Directive
Quote the records in full and leave their pictures out.

[Stored records]
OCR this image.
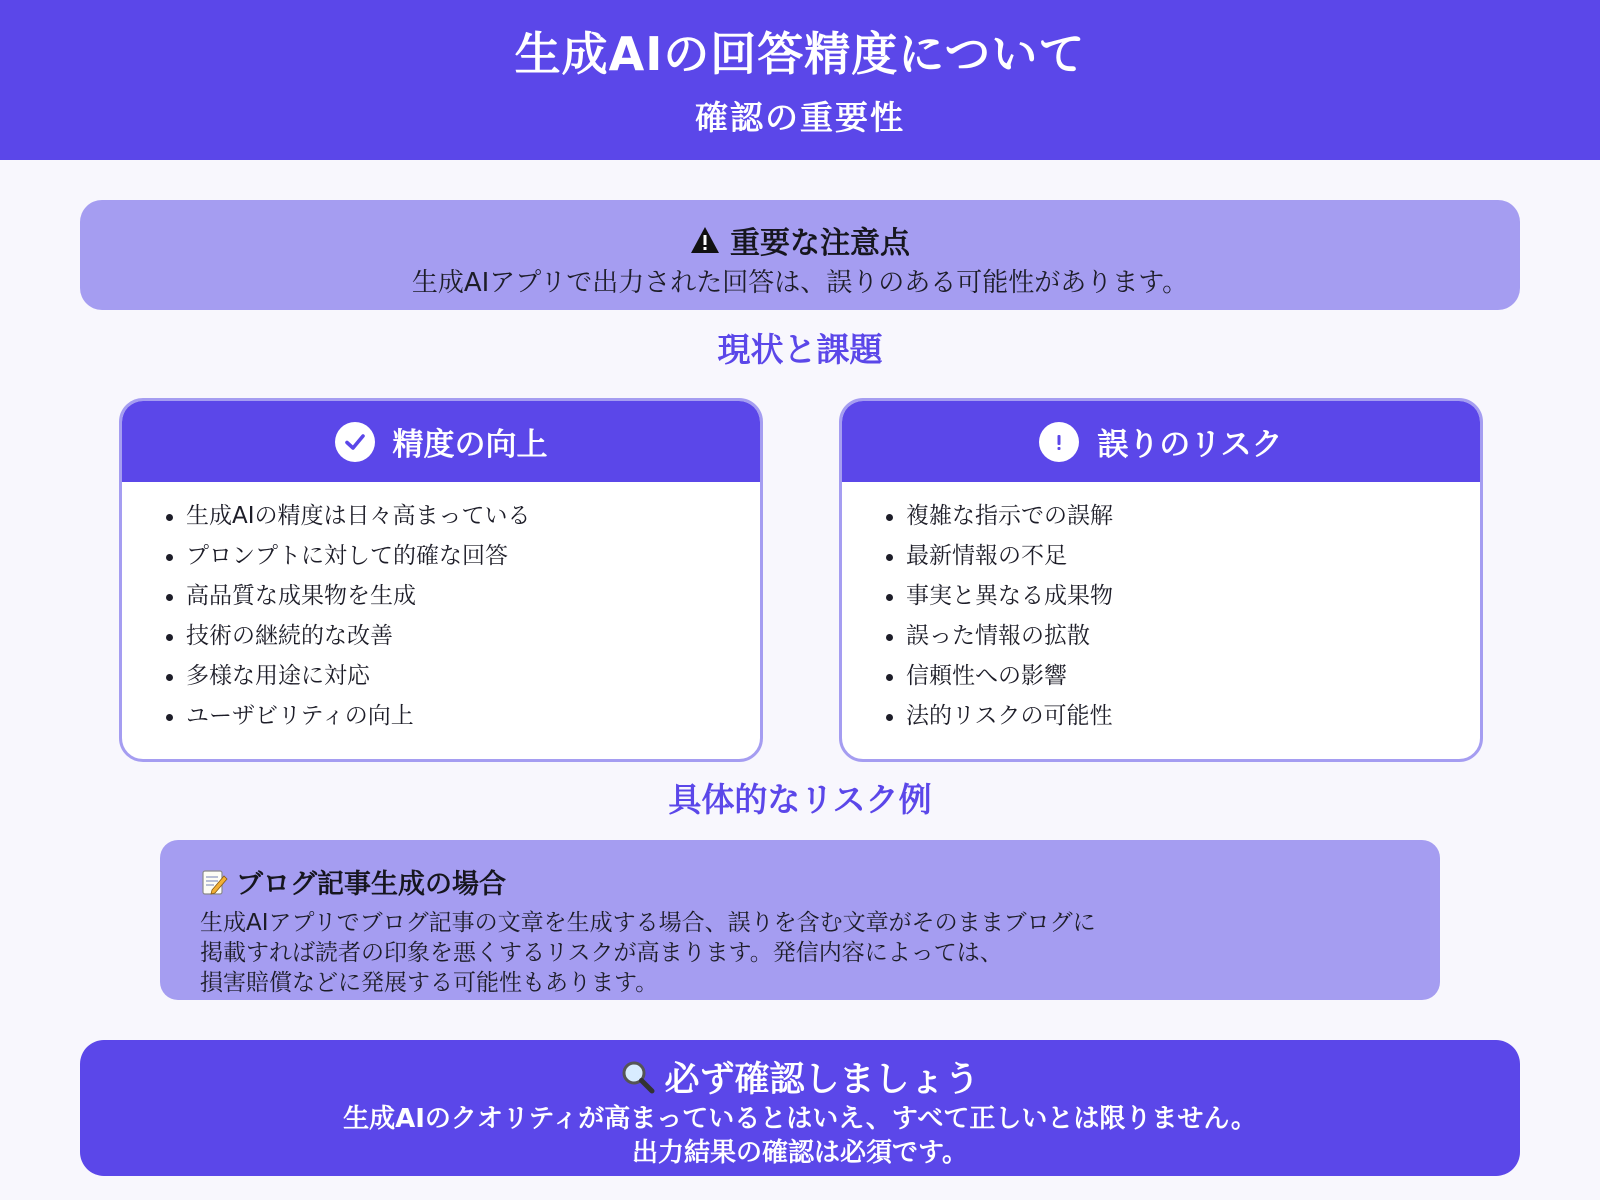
生成AIの回答精度について
確認の重要性
重要な注意点
生成AIアプリで出力された回答は、誤りのある可能性があります。
現状と課題
精度の向上
生成AIの精度は日々高まっている
プロンプトに対して的確な回答
高品質な成果物を生成
技術の継続的な改善
多様な用途に対応
ユーザビリティの向上
誤りのリスク
複雑な指示での誤解
最新情報の不足
事実と異なる成果物
誤った情報の拡散
信頼性への影響
法的リスクの可能性
具体的なリスク例
ブログ記事生成の場合
生成AIアプリでブログ記事の文章を生成する場合、誤りを含む文章がそのままブログに
掲載すれば読者の印象を悪くするリスクが高まります。発信内容によっては、
損害賠償などに発展する可能性もあります。
必ず確認しましょう
生成AIのクオリティが高まっているとはいえ、すべて正しいとは限りません。
出力結果の確認は必須です。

Response to the exercise
OCR this image.
生成AIの回答精度について
確認の重要性
重要な注意点
生成AIアプリで出力された回答は、誤りのある可能性があります。
現状と課題
精度の向上
生成AIの精度は日々高まっている
プロンプトに対して的確な回答
高品質な成果物を生成
技術の継続的な改善
多様な用途に対応
ユーザビリティの向上
誤りのリスク
複雑な指示での誤解
最新情報の不足
事実と異なる成果物
誤った情報の拡散
信頼性への影響
法的リスクの可能性
具体的なリスク例
ブログ記事生成の場合
生成AIアプリでブログ記事の文章を生成する場合、誤りを含む文章がそのままブログに
掲載すれば読者の印象を悪くするリスクが高まります。発信内容によっては、
損害賠償などに発展する可能性もあります。
必ず確認しましょう
生成AIのクオリティが高まっているとはいえ、すべて正しいとは限りません。
出力結果の確認は必須です。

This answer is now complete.